─── PROVIDED DATA
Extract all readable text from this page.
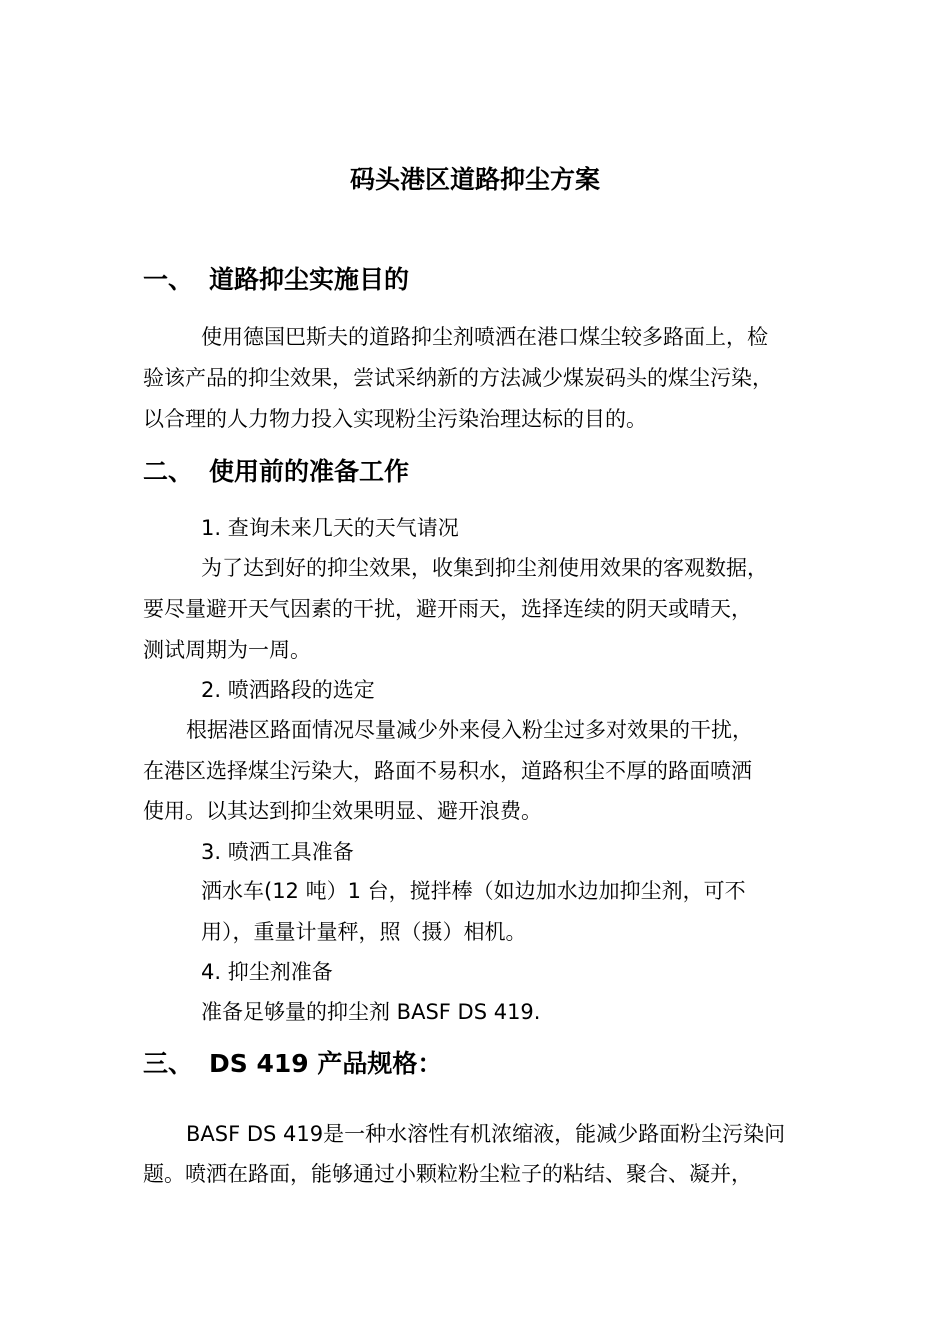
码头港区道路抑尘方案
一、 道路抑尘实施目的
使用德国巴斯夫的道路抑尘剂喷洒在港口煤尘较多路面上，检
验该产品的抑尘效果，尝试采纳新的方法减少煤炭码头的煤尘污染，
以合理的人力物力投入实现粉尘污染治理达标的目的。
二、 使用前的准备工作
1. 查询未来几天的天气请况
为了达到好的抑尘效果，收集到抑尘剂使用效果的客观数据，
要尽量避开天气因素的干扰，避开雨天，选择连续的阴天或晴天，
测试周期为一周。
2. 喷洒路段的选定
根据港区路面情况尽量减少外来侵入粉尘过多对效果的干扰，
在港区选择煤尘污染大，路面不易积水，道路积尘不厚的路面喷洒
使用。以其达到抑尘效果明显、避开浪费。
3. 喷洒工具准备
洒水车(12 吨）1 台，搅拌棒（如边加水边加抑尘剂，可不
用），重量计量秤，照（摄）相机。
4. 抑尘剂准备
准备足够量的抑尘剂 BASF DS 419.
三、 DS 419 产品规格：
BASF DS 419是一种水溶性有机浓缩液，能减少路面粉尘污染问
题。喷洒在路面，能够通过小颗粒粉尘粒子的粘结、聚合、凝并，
──────
_OBJECTIVE:_
Transcribe the records above exactly, leaving out every picture.

_CORRECT RESPONSE:_
Extract all readable text from this page.
码头港区道路抑尘方案
一、 道路抑尘实施目的
使用德国巴斯夫的道路抑尘剂喷洒在港口煤尘较多路面上，检
验该产品的抑尘效果，尝试采纳新的方法减少煤炭码头的煤尘污染，
以合理的人力物力投入实现粉尘污染治理达标的目的。
二、 使用前的准备工作
1. 查询未来几天的天气请况
为了达到好的抑尘效果，收集到抑尘剂使用效果的客观数据，
要尽量避开天气因素的干扰，避开雨天，选择连续的阴天或晴天，
测试周期为一周。
2. 喷洒路段的选定
根据港区路面情况尽量减少外来侵入粉尘过多对效果的干扰，
在港区选择煤尘污染大，路面不易积水，道路积尘不厚的路面喷洒
使用。以其达到抑尘效果明显、避开浪费。
3. 喷洒工具准备
洒水车(12 吨）1 台，搅拌棒（如边加水边加抑尘剂，可不
用），重量计量秤，照（摄）相机。
4. 抑尘剂准备
准备足够量的抑尘剂 BASF DS 419.
三、 DS 419 产品规格：
BASF DS 419是一种水溶性有机浓缩液，能减少路面粉尘污染问
题。喷洒在路面，能够通过小颗粒粉尘粒子的粘结、聚合、凝并，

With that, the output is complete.